→ **What is required**
Copy all the material that follows, keeping every character the same.

→ **Records supplied**

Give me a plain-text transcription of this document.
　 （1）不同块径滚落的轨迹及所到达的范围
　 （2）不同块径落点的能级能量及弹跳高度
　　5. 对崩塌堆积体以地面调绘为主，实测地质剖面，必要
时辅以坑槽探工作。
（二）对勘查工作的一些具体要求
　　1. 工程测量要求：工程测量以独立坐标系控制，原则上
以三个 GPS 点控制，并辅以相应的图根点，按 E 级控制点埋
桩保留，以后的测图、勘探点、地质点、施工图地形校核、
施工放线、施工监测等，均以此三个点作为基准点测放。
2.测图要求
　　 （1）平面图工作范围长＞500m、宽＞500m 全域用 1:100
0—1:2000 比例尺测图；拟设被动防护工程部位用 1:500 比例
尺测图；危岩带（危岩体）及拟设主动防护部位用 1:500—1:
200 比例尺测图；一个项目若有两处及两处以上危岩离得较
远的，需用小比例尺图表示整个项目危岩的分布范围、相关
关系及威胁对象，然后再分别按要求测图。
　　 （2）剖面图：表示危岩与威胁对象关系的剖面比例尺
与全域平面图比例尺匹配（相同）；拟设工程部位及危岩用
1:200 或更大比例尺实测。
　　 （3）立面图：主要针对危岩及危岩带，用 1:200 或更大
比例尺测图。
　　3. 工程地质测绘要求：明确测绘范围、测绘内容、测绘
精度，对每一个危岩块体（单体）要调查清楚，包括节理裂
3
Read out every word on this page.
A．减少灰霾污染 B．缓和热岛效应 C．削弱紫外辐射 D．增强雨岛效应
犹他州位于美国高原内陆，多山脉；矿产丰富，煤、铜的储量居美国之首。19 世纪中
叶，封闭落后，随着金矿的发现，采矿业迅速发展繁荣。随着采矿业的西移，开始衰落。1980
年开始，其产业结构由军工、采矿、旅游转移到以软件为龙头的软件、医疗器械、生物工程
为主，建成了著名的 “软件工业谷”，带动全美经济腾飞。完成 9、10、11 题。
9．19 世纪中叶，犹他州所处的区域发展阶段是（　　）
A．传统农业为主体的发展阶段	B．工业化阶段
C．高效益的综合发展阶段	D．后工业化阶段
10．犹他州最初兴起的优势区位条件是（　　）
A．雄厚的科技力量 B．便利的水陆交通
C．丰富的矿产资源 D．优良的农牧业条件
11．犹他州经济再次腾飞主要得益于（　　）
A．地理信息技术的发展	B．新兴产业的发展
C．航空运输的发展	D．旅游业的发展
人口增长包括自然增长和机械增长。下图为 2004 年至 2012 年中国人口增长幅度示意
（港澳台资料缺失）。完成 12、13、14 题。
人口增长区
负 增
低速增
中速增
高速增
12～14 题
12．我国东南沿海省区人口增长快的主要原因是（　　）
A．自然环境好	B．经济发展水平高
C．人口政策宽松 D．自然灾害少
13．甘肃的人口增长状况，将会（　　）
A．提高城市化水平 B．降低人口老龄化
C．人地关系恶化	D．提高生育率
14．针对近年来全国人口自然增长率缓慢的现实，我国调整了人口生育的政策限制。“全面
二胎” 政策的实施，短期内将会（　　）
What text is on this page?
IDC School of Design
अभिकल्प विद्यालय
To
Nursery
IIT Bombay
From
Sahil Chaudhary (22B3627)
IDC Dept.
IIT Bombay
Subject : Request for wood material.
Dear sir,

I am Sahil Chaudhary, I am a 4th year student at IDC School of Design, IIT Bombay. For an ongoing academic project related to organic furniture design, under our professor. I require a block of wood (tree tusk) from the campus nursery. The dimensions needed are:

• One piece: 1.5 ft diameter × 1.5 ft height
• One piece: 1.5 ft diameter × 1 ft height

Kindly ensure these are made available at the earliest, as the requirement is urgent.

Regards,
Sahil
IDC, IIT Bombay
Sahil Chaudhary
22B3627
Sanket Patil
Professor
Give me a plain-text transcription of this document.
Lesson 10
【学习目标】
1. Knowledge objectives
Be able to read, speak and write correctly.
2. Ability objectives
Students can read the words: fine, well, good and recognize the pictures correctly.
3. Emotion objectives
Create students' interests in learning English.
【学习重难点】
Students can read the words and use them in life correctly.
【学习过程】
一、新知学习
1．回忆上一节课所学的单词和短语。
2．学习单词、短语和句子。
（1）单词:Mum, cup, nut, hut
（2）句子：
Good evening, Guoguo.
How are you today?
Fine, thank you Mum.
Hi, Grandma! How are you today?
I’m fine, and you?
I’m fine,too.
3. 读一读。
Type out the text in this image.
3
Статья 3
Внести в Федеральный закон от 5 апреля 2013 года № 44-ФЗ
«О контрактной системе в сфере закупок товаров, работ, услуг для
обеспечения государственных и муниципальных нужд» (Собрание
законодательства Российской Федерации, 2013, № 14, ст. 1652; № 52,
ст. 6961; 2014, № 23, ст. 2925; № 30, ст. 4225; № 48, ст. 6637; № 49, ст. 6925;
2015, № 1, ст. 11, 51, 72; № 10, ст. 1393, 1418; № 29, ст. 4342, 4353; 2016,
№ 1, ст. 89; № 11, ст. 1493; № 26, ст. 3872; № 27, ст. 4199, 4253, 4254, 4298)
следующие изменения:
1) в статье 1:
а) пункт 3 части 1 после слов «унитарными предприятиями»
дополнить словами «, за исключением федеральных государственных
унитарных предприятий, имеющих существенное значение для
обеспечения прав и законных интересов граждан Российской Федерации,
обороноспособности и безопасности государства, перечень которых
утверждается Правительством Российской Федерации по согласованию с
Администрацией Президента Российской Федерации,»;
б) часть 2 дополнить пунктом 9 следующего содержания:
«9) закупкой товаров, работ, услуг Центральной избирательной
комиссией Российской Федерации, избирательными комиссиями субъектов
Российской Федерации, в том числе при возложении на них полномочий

→ **Solution for this problem**
Give me a plain-text transcription of this document.
　 （1）不同块径滚落的轨迹及所到达的范围
　 （2）不同块径落点的能级能量及弹跳高度
　　5. 对崩塌堆积体以地面调绘为主，实测地质剖面，必要
时辅以坑槽探工作。
（二）对勘查工作的一些具体要求
　　1. 工程测量要求：工程测量以独立坐标系控制，原则上
以三个 GPS 点控制，并辅以相应的图根点，按 E 级控制点埋
桩保留，以后的测图、勘探点、地质点、施工图地形校核、
施工放线、施工监测等，均以此三个点作为基准点测放。
2.测图要求
　　 （1）平面图工作范围长＞500m、宽＞500m 全域用 1:100
0—1:2000 比例尺测图；拟设被动防护工程部位用 1:500 比例
尺测图；危岩带（危岩体）及拟设主动防护部位用 1:500—1:
200 比例尺测图；一个项目若有两处及两处以上危岩离得较
远的，需用小比例尺图表示整个项目危岩的分布范围、相关
关系及威胁对象，然后再分别按要求测图。
　　 （2）剖面图：表示危岩与威胁对象关系的剖面比例尺
与全域平面图比例尺匹配（相同）；拟设工程部位及危岩用
1:200 或更大比例尺实测。
　　 （3）立面图：主要针对危岩及危岩带，用 1:200 或更大
比例尺测图。
　　3. 工程地质测绘要求：明确测绘范围、测绘内容、测绘
精度，对每一个危岩块体（单体）要调查清楚，包括节理裂
3
Read out every word on this page.
A．减少灰霾污染 B．缓和热岛效应 C．削弱紫外辐射 D．增强雨岛效应
犹他州位于美国高原内陆，多山脉；矿产丰富，煤、铜的储量居美国之首。19 世纪中
叶，封闭落后，随着金矿的发现，采矿业迅速发展繁荣。随着采矿业的西移，开始衰落。1980
年开始，其产业结构由军工、采矿、旅游转移到以软件为龙头的软件、医疗器械、生物工程
为主，建成了著名的 “软件工业谷”，带动全美经济腾飞。完成 9、10、11 题。
9．19 世纪中叶，犹他州所处的区域发展阶段是（　　）
A．传统农业为主体的发展阶段	B．工业化阶段
C．高效益的综合发展阶段	D．后工业化阶段
10．犹他州最初兴起的优势区位条件是（　　）
A．雄厚的科技力量 B．便利的水陆交通
C．丰富的矿产资源 D．优良的农牧业条件
11．犹他州经济再次腾飞主要得益于（　　）
A．地理信息技术的发展	B．新兴产业的发展
C．航空运输的发展	D．旅游业的发展
人口增长包括自然增长和机械增长。下图为 2004 年至 2012 年中国人口增长幅度示意
（港澳台资料缺失）。完成 12、13、14 题。
人口增长区
负 增
低速增
中速增
高速增
12～14 题
12．我国东南沿海省区人口增长快的主要原因是（　　）
A．自然环境好	B．经济发展水平高
C．人口政策宽松 D．自然灾害少
13．甘肃的人口增长状况，将会（　　）
A．提高城市化水平 B．降低人口老龄化
C．人地关系恶化	D．提高生育率
14．针对近年来全国人口自然增长率缓慢的现实，我国调整了人口生育的政策限制。“全面
二胎” 政策的实施，短期内将会（　　）
What text is on this page?
IDC School of Design
अभिकल्प विद्यालय
To
Nursery
IIT Bombay
From
Sahil Chaudhary (22B3627)
IDC Dept.
IIT Bombay
Subject : Request for wood material.
Dear sir,

I am Sahil Chaudhary, I am a 4th year student at IDC School of Design, IIT Bombay. For an ongoing academic project related to organic furniture design, under our professor. I require a block of wood (tree tusk) from the campus nursery. The dimensions needed are:

• One piece: 1.5 ft diameter × 1.5 ft height
• One piece: 1.5 ft diameter × 1 ft height

Kindly ensure these are made available at the earliest, as the requirement is urgent.

Regards,
Sahil
IDC, IIT Bombay
Sahil Chaudhary
22B3627
Sanket Patil
Professor
Give me a plain-text transcription of this document.
Lesson 10
【学习目标】
1. Knowledge objectives
Be able to read, speak and write correctly.
2. Ability objectives
Students can read the words: fine, well, good and recognize the pictures correctly.
3. Emotion objectives
Create students' interests in learning English.
【学习重难点】
Students can read the words and use them in life correctly.
【学习过程】
一、新知学习
1．回忆上一节课所学的单词和短语。
2．学习单词、短语和句子。
（1）单词:Mum, cup, nut, hut
（2）句子：
Good evening, Guoguo.
How are you today?
Fine, thank you Mum.
Hi, Grandma! How are you today?
I’m fine, and you?
I’m fine,too.
3. 读一读。
Type out the text in this image.
3
Статья 3
Внести в Федеральный закон от 5 апреля 2013 года № 44-ФЗ
«О контрактной системе в сфере закупок товаров, работ, услуг для
обеспечения государственных и муниципальных нужд» (Собрание
законодательства Российской Федерации, 2013, № 14, ст. 1652; № 52,
ст. 6961; 2014, № 23, ст. 2925; № 30, ст. 4225; № 48, ст. 6637; № 49, ст. 6925;
2015, № 1, ст. 11, 51, 72; № 10, ст. 1393, 1418; № 29, ст. 4342, 4353; 2016,
№ 1, ст. 89; № 11, ст. 1493; № 26, ст. 3872; № 27, ст. 4199, 4253, 4254, 4298)
следующие изменения:
1) в статье 1:
а) пункт 3 части 1 после слов «унитарными предприятиями»
дополнить словами «, за исключением федеральных государственных
унитарных предприятий, имеющих существенное значение для
обеспечения прав и законных интересов граждан Российской Федерации,
обороноспособности и безопасности государства, перечень которых
утверждается Правительством Российской Федерации по согласованию с
Администрацией Президента Российской Федерации,»;
б) часть 2 дополнить пунктом 9 следующего содержания:
«9) закупкой товаров, работ, услуг Центральной избирательной
комиссией Российской Федерации, избирательными комиссиями субъектов
Российской Федерации, в том числе при возложении на них полномочий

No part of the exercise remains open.